## Your task
Read the entries below and pull out each line with the string "Najvišja".

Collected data
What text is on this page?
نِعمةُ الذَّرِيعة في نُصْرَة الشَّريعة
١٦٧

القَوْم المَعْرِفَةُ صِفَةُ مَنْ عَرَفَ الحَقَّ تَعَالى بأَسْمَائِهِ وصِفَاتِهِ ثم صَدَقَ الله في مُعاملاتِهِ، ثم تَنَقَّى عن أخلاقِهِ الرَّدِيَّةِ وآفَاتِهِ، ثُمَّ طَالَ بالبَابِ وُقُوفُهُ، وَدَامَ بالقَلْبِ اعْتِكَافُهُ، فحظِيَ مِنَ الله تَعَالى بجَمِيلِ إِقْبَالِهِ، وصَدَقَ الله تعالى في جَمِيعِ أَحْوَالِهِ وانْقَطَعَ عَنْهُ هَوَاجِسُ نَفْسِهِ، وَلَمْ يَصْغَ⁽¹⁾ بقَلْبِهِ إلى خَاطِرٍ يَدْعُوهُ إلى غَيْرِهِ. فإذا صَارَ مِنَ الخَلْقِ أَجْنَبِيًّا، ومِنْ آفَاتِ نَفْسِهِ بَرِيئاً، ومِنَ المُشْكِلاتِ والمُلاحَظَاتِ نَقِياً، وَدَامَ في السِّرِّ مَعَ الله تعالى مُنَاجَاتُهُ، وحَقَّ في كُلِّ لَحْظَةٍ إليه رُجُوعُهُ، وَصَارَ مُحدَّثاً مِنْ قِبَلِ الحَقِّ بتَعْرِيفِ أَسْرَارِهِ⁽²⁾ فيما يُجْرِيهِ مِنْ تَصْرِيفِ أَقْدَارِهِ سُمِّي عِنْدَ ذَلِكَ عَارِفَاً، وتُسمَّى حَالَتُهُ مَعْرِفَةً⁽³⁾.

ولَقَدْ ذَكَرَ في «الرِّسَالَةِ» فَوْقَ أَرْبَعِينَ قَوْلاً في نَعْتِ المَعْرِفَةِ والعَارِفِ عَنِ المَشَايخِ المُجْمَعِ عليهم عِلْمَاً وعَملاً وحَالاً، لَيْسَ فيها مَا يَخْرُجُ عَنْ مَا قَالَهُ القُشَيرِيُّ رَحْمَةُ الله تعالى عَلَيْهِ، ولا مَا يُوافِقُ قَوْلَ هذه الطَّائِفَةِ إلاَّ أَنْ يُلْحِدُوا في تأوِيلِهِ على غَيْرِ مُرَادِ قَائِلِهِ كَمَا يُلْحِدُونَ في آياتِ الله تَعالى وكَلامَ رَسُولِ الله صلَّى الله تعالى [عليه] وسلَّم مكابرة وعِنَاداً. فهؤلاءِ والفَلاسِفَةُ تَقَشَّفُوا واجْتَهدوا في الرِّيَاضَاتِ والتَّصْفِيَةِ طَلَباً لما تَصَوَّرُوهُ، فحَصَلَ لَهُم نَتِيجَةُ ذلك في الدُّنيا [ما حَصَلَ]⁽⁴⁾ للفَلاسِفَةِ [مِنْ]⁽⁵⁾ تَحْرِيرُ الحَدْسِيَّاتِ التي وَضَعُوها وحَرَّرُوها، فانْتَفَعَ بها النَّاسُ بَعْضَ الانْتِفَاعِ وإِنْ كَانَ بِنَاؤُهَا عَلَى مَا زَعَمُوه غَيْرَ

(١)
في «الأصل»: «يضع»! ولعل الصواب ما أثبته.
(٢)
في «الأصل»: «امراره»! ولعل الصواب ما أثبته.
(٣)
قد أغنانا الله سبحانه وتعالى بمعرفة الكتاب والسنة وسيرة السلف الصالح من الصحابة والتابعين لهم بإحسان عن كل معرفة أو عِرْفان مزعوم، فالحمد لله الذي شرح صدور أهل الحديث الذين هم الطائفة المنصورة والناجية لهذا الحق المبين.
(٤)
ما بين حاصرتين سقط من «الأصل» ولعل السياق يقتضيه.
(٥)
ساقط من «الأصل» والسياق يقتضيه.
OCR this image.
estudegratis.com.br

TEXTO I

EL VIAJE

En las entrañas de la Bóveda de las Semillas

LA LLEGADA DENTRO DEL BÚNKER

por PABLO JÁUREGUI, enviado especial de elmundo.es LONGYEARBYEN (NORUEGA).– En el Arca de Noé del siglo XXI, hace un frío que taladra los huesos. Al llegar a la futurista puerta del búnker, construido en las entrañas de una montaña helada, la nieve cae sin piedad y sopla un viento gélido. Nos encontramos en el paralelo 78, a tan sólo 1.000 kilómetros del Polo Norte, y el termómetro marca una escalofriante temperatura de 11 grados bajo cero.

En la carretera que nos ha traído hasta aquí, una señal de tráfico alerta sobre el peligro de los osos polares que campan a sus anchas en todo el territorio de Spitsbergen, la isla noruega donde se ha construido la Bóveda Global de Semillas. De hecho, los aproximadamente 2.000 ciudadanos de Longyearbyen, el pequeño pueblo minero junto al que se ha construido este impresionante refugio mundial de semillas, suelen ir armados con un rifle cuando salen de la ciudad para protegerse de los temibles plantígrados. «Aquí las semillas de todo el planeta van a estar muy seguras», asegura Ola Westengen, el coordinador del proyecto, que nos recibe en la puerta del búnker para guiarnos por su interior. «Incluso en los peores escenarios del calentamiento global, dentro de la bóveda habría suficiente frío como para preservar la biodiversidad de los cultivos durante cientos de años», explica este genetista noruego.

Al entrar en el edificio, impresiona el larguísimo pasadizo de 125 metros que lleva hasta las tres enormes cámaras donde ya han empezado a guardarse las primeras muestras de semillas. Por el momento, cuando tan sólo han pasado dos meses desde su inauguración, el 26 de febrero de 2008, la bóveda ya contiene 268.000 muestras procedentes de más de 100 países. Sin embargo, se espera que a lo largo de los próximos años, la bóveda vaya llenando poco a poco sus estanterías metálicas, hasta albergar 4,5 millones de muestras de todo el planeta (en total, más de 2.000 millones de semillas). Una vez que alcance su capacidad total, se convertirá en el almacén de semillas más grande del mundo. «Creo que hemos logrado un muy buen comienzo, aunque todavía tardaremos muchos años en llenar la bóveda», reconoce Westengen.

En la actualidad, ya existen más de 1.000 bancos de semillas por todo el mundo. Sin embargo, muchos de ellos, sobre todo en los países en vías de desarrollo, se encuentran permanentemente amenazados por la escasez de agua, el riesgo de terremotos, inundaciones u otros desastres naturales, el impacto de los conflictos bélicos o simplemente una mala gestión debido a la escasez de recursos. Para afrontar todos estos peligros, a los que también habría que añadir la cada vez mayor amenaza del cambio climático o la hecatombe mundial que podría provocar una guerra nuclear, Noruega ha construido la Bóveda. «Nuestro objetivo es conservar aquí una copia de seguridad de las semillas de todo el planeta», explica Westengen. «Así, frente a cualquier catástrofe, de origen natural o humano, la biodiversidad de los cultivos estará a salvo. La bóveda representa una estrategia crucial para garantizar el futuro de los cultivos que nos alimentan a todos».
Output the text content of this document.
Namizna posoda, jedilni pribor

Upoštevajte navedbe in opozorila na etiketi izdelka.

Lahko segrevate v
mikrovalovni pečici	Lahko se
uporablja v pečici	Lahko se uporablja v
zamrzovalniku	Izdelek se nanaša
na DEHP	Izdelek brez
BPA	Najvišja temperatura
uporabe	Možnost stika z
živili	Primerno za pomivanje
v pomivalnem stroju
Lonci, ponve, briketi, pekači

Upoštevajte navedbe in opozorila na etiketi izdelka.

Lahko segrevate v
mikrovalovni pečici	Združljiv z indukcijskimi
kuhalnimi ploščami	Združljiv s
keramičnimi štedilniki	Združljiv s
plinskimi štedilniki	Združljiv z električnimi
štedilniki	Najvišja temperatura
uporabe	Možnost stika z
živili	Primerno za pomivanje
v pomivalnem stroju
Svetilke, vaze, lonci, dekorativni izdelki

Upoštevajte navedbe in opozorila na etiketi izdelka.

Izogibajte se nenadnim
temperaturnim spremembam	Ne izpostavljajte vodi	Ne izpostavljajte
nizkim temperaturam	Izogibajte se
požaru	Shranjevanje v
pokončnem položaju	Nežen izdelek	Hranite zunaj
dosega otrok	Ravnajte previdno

## Output of the exercise
BPA	Najvišja temperatura
štedilniki	Najvišja temperatura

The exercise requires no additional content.